## [Fragment dokumentu]
Ciała zaginionych mieszkanek Kołobrzegu zakopane były płytko, w lasach za miastem.
Aresztowany został 43-letni Mariusz G., absolwent Zespołu Szkół Morskich, pływający po całym świecie marynarz, a od kilku lat przedsiębiorca dobrze znany mieszkańcom miasta.
– To był przede wszystkim człowiek biznesu. Miał firmę, która produkowała lizaki. To było bardzo popularne w Kołobrzegu. Był traktowany, jako człowiek sukcesu. Był też osobą publiczną. Pełnił funkcję w zarządzie stowarzyszenia kołobrzeskich morsów – wskazuje Robert Dziemba, redaktor naczelny portalu Miastokolobrzeg.pl.
– W pewnym momencie w klubie [morsów – red.] powstały frakcje. Wśród osób, które za nim stały przeważały kobiety. Może podchodził do nich z jakąś większą atencją – zastanawia się Łukasz Zięba, radny, prezes Kołobrzeskiego Klubu Morsów.
Kobiety
Mariusz G. skupiał wokół siebie kobiety, nie tylko w klubie. – Rozmawialiśmy z kobietami, które miały z nim kontakt towarzyski. Wskazywały, że był to człowiek bardzo przekonujący. Taki, który rozumiał kobiety, wiedział, o co im chodzi. Miały z nim dobrą chemię – mówi Dziemba.
Trzy lata temu Mariusz G. związał się 31-letnią Iwoną K. Niedługo później w mieszkaniu kobiety doszło do pożaru, a po kolejnych kilku miesiącach Iwona K. zniknęła.

## [Dostarczone dane]
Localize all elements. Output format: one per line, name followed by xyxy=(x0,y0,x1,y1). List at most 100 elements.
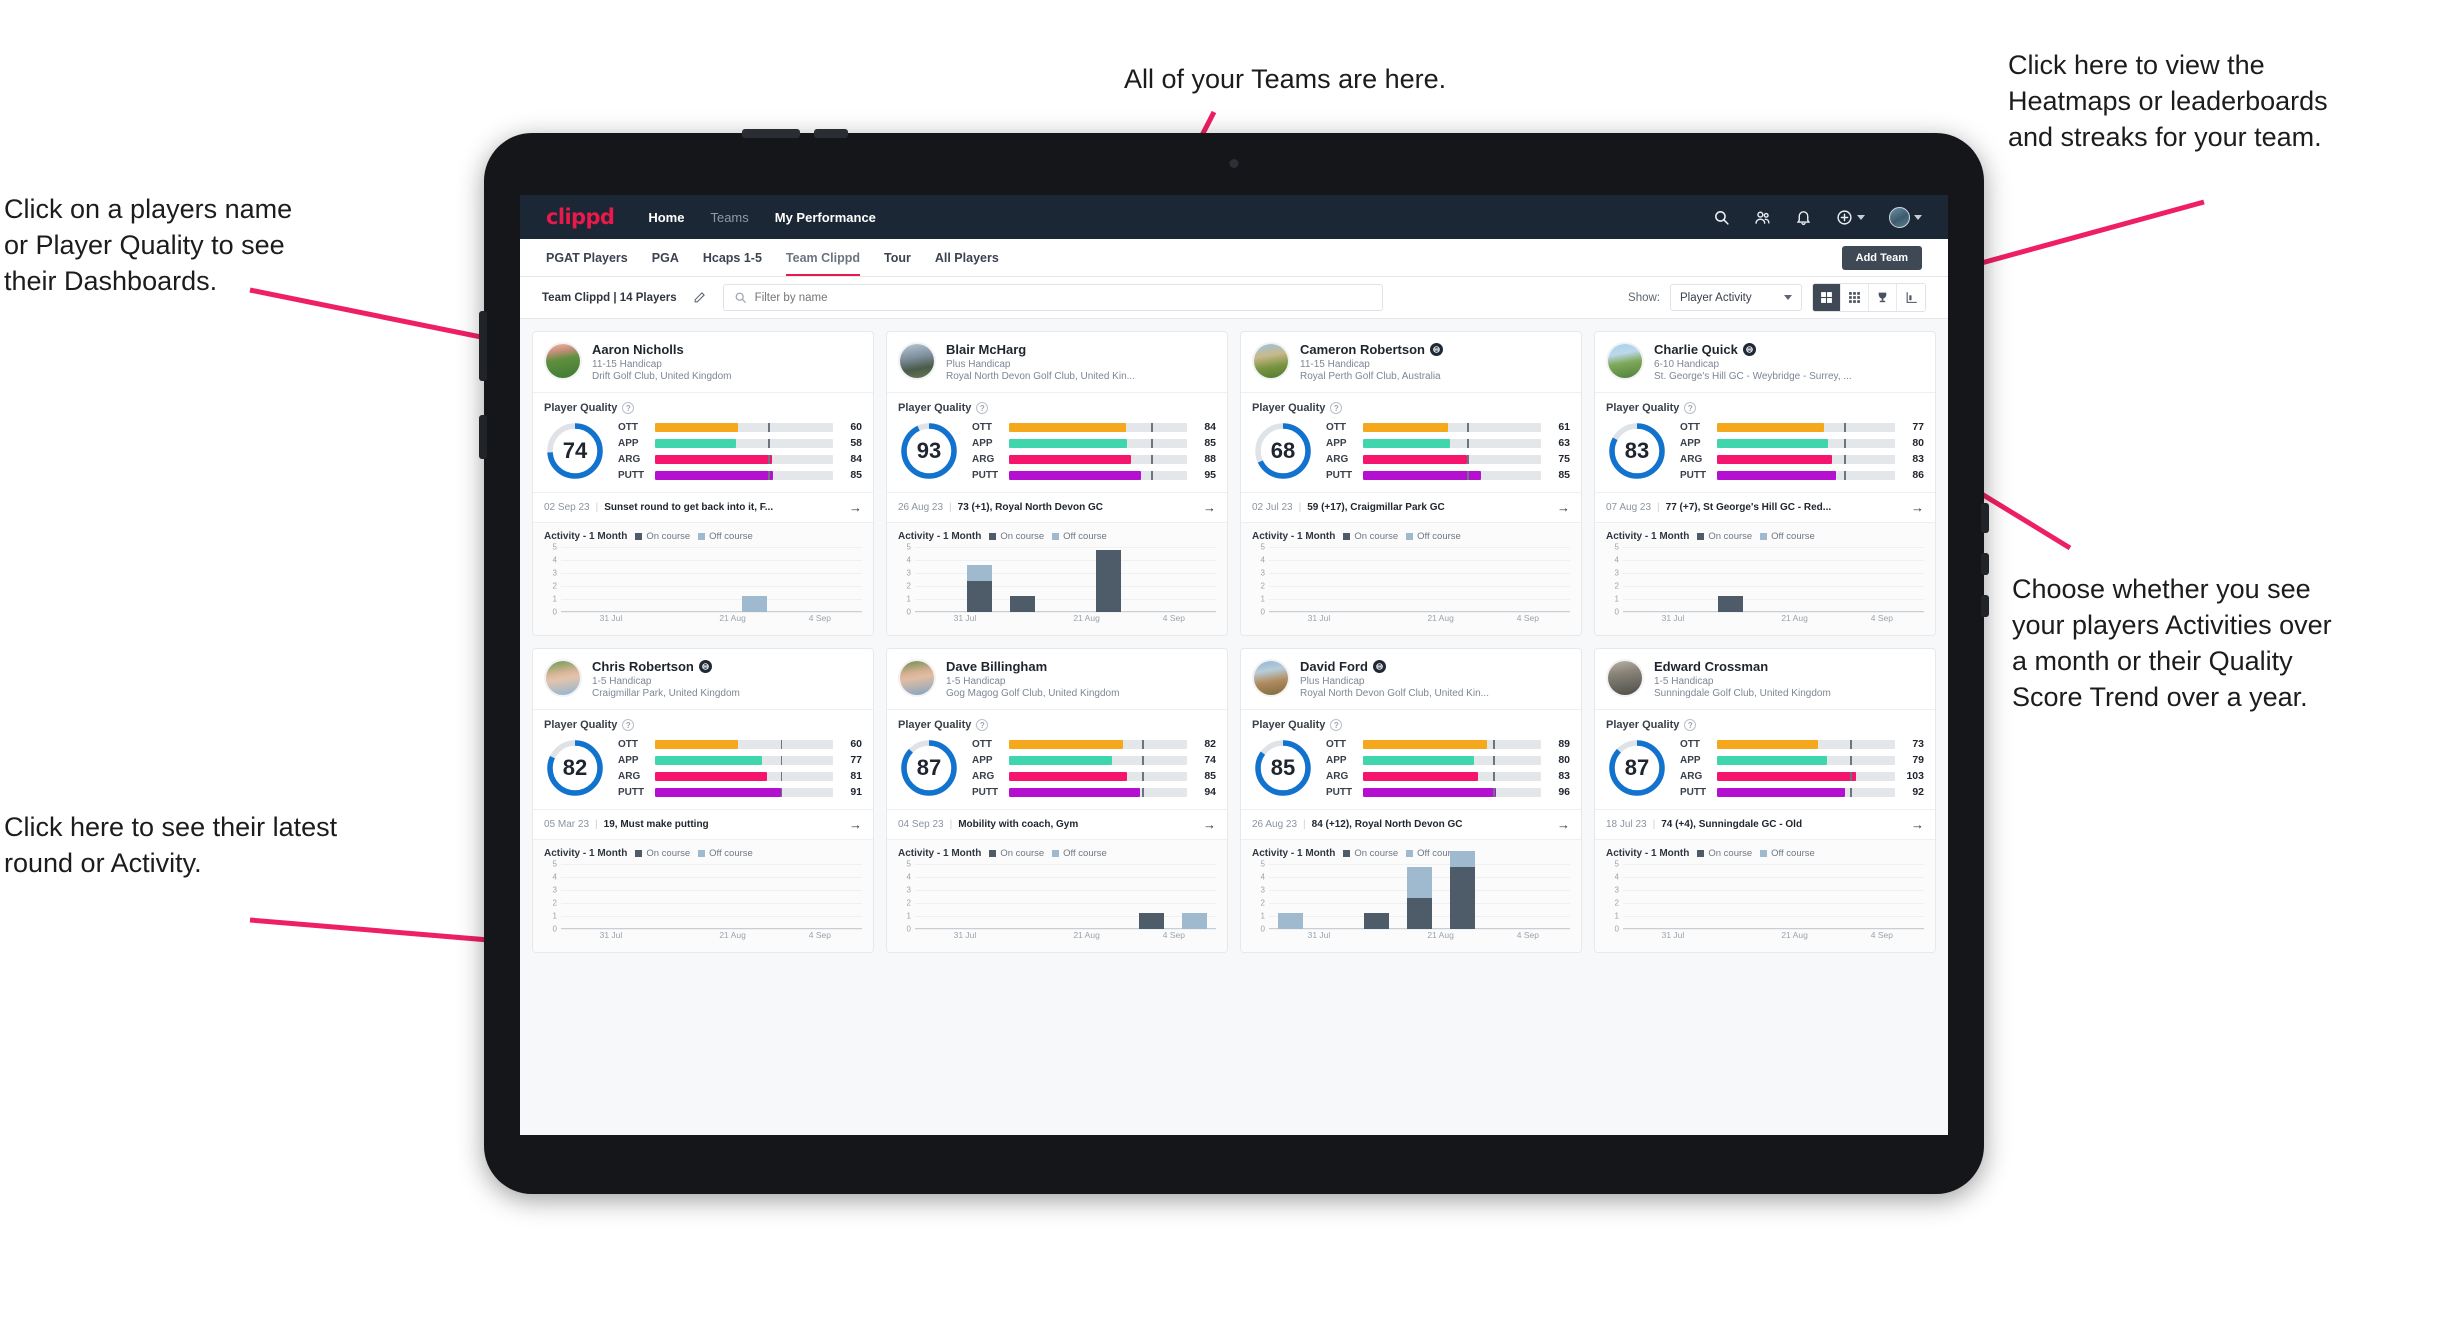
grid-large-icon[interactable] xyxy=(1813,284,1841,311)
player-header[interactable]: Cameron Robertson 11-15 Handicap Royal P… xyxy=(1241,332,1581,392)
help-icon[interactable]: ? xyxy=(976,719,989,731)
activity-bar[interactable] xyxy=(1718,596,1743,612)
player-card[interactable]: Cameron Robertson 11-15 Handicap Royal P… xyxy=(1240,331,1582,636)
player-quality-label[interactable]: Player Quality xyxy=(898,719,971,731)
player-name[interactable]: Cameron Robertson xyxy=(1300,342,1425,357)
activity-bar[interactable] xyxy=(1182,913,1207,929)
nav-link-my-performance[interactable]: My Performance xyxy=(775,210,876,225)
latest-round-row[interactable]: 05 Mar 23 | 19, Must make putting → xyxy=(533,809,873,839)
player-name[interactable]: Charlie Quick xyxy=(1654,342,1738,357)
player-header[interactable]: Aaron Nicholls 11-15 Handicap Drift Golf… xyxy=(533,332,873,392)
player-quality-label[interactable]: Player Quality xyxy=(1606,719,1679,731)
player-name[interactable]: Chris Robertson xyxy=(592,659,694,674)
player-header[interactable]: David Ford Plus Handicap Royal North Dev… xyxy=(1241,649,1581,709)
heatmap-icon[interactable] xyxy=(1897,284,1925,311)
show-select[interactable]: Player Activity xyxy=(1670,284,1802,311)
player-card[interactable]: Edward Crossman 1-5 Handicap Sunningdale… xyxy=(1594,648,1936,953)
help-icon[interactable]: ? xyxy=(976,402,989,414)
player-header[interactable]: Blair McHarg Plus Handicap Royal North D… xyxy=(887,332,1227,392)
quality-donut[interactable]: 93 xyxy=(898,420,960,482)
player-header[interactable]: Edward Crossman 1-5 Handicap Sunningdale… xyxy=(1595,649,1935,709)
quality-donut[interactable]: 82 xyxy=(544,737,606,799)
help-icon[interactable]: ? xyxy=(1330,402,1343,414)
arrow-right-icon[interactable]: → xyxy=(1911,500,1924,515)
help-icon[interactable]: ? xyxy=(1330,719,1343,731)
player-name[interactable]: Dave Billingham xyxy=(946,659,1047,674)
tab-hcaps-1-5[interactable]: Hcaps 1-5 xyxy=(703,239,762,276)
arrow-right-icon[interactable]: → xyxy=(1203,817,1216,832)
activity-bar[interactable] xyxy=(1450,851,1475,929)
quality-donut[interactable]: 83 xyxy=(1606,420,1668,482)
activity-bar[interactable] xyxy=(1010,596,1035,612)
pencil-icon[interactable] xyxy=(687,285,713,311)
activity-bar[interactable] xyxy=(1364,913,1389,929)
player-card[interactable]: Chris Robertson 1-5 Handicap Craigmillar… xyxy=(532,648,874,953)
tab-pga[interactable]: PGA xyxy=(652,239,679,276)
arrow-right-icon[interactable]: → xyxy=(1203,500,1216,515)
tab-tour[interactable]: Tour xyxy=(884,239,911,276)
quality-donut[interactable]: 87 xyxy=(898,737,960,799)
player-name-row[interactable]: Charlie Quick xyxy=(1654,342,1852,357)
arrow-right-icon[interactable]: → xyxy=(1557,500,1570,515)
player-name-row[interactable]: Chris Robertson xyxy=(592,659,740,674)
player-name[interactable]: Blair McHarg xyxy=(946,342,1026,357)
arrow-right-icon[interactable]: → xyxy=(849,500,862,515)
activity-bar[interactable] xyxy=(1278,913,1303,929)
search-icon[interactable] xyxy=(1713,209,1730,226)
account-menu[interactable] xyxy=(1889,206,1922,228)
latest-round-row[interactable]: 04 Sep 23 | Mobility with coach, Gym → xyxy=(887,809,1227,839)
player-name[interactable]: David Ford xyxy=(1300,659,1368,674)
nav-link-home[interactable]: Home xyxy=(648,210,684,225)
search-input[interactable] xyxy=(754,291,1372,304)
activity-bar[interactable] xyxy=(742,596,767,612)
player-card[interactable]: Aaron Nicholls 11-15 Handicap Drift Golf… xyxy=(532,331,874,636)
player-card[interactable]: Dave Billingham 1-5 Handicap Gog Magog G… xyxy=(886,648,1228,953)
bell-icon[interactable] xyxy=(1795,209,1812,226)
quality-donut[interactable]: 74 xyxy=(544,420,606,482)
player-quality-label[interactable]: Player Quality xyxy=(544,719,617,731)
plus-circle-menu[interactable] xyxy=(1836,209,1865,226)
player-quality-label[interactable]: Player Quality xyxy=(1252,719,1325,731)
player-quality-label[interactable]: Player Quality xyxy=(544,402,617,414)
player-name-row[interactable]: Edward Crossman xyxy=(1654,659,1831,674)
latest-round-row[interactable]: 26 Aug 23 | 73 (+1), Royal North Devon G… xyxy=(887,492,1227,522)
arrow-right-icon[interactable]: → xyxy=(1911,817,1924,832)
player-name-row[interactable]: David Ford xyxy=(1300,659,1489,674)
latest-round-row[interactable]: 02 Sep 23 | Sunset round to get back int… xyxy=(533,492,873,522)
player-card[interactable]: David Ford Plus Handicap Royal North Dev… xyxy=(1240,648,1582,953)
quality-donut[interactable]: 68 xyxy=(1252,420,1314,482)
latest-round-row[interactable]: 07 Aug 23 | 77 (+7), St George's Hill GC… xyxy=(1595,492,1935,522)
player-quality-label[interactable]: Player Quality xyxy=(1252,402,1325,414)
player-card[interactable]: Blair McHarg Plus Handicap Royal North D… xyxy=(886,331,1228,636)
player-name-row[interactable]: Dave Billingham xyxy=(946,659,1119,674)
activity-bar[interactable] xyxy=(1139,913,1164,929)
activity-bar[interactable] xyxy=(967,565,992,612)
arrow-right-icon[interactable]: → xyxy=(849,817,862,832)
player-card[interactable]: Charlie Quick 6-10 Handicap St. George's… xyxy=(1594,331,1936,636)
activity-bar[interactable] xyxy=(1407,866,1432,929)
grid-small-icon[interactable] xyxy=(1841,284,1869,311)
help-icon[interactable]: ? xyxy=(622,719,635,731)
tab-pgat-players[interactable]: PGAT Players xyxy=(546,239,628,276)
player-name-row[interactable]: Cameron Robertson xyxy=(1300,342,1443,357)
latest-round-row[interactable]: 02 Jul 23 | 59 (+17), Craigmillar Park G… xyxy=(1241,492,1581,522)
latest-round-row[interactable]: 26 Aug 23 | 84 (+12), Royal North Devon … xyxy=(1241,809,1581,839)
player-header[interactable]: Charlie Quick 6-10 Handicap St. George's… xyxy=(1595,332,1935,392)
player-quality-label[interactable]: Player Quality xyxy=(1606,402,1679,414)
player-header[interactable]: Chris Robertson 1-5 Handicap Craigmillar… xyxy=(533,649,873,709)
player-quality-label[interactable]: Player Quality xyxy=(898,402,971,414)
arrow-right-icon[interactable]: → xyxy=(1557,817,1570,832)
quality-donut[interactable]: 85 xyxy=(1252,737,1314,799)
player-name-row[interactable]: Aaron Nicholls xyxy=(592,342,732,357)
clippd-logo[interactable]: clippd xyxy=(546,205,615,229)
player-header[interactable]: Dave Billingham 1-5 Handicap Gog Magog G… xyxy=(887,649,1227,709)
search-field[interactable] xyxy=(722,284,1383,311)
tab-team-clippd[interactable]: Team Clippd xyxy=(785,239,861,276)
quality-donut[interactable]: 87 xyxy=(1606,737,1668,799)
nav-link-teams[interactable]: Teams xyxy=(710,210,748,225)
activity-bar[interactable] xyxy=(1096,549,1121,612)
player-name[interactable]: Aaron Nicholls xyxy=(592,342,684,357)
add-team-button[interactable]: Add Team xyxy=(1841,245,1922,270)
help-icon[interactable]: ? xyxy=(622,402,635,414)
help-icon[interactable]: ? xyxy=(1684,719,1697,731)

## [Lista zadań]
(1) Przepisz dokładnie cały fragment dokumentu.
(2) Przekształć w listę JSON ciągów znaków wiersze wpisów od wiersza z „grid-large-icon[interactable] xyxy=(1813,284,1841,311)” do wiersza z „nav-link-my-performance[interactable]: My Performance”, oba włącznie. Każdy wiersz ma być osobnym ciągiem, a puste wiersze należy pominąć.

## [Odpowiedzi po kolei]
(1)
Ciała zaginionych mieszkanek Kołobrzegu zakopane były płytko, w lasach za miastem.
Aresztowany został 43-letni Mariusz G., absolwent Zespołu Szkół Morskich, pływający po całym świecie marynarz, a od kilku lat przedsiębiorca dobrze znany mieszkańcom miasta.
– To był przede wszystkim człowiek biznesu. Miał firmę, która produkowała lizaki. To było bardzo popularne w Kołobrzegu. Był traktowany, jako człowiek sukcesu. Był też osobą publiczną. Pełnił funkcję w zarządzie stowarzyszenia kołobrzeskich morsów – wskazuje Robert Dziemba, redaktor naczelny portalu Miastokolobrzeg.pl.
– W pewnym momencie w klubie [morsów – red.] powstały frakcje. Wśród osób, które za nim stały przeważały kobiety. Może podchodził do nich z jakąś większą atencją – zastanawia się Łukasz Zięba, radny, prezes Kołobrzeskiego Klubu Morsów.
Kobiety
Mariusz G. skupiał wokół siebie kobiety, nie tylko w klubie. – Rozmawialiśmy z kobietami, które miały z nim kontakt towarzyski. Wskazywały, że był to człowiek bardzo przekonujący. Taki, który rozumiał kobiety, wiedział, o co im chodzi. Miały z nim dobrą chemię – mówi Dziemba.
Trzy lata temu Mariusz G. związał się 31-letnią Iwoną K. Niedługo później w mieszkaniu kobiety doszło do pożaru, a po kolejnych kilku miesiącach Iwona K. zniknęła.

(2)
[
  "grid-large-icon[interactable] xyxy=(1813,284,1841,311)",
  "player-header[interactable]: Cameron Robertson 11-15 Handicap Royal P… xyxy=(1241,332,1581,392)",
  "help-icon[interactable]: ? xyxy=(976,719,989,731)",
  "activity-bar[interactable] xyxy=(1718,596,1743,612)",
  "player-card[interactable]: Cameron Robertson 11-15 Handicap Royal P… xyxy=(1240,331,1582,636)",
  "player-quality-label[interactable]: Player Quality xyxy=(898,719,971,731)",
  "player-name[interactable]: Cameron Robertson xyxy=(1300,342,1425,357)",
  "activity-bar[interactable] xyxy=(1182,913,1207,929)",
  "nav-link-my-performance[interactable]: My Performance xyxy=(775,210,876,225)"
]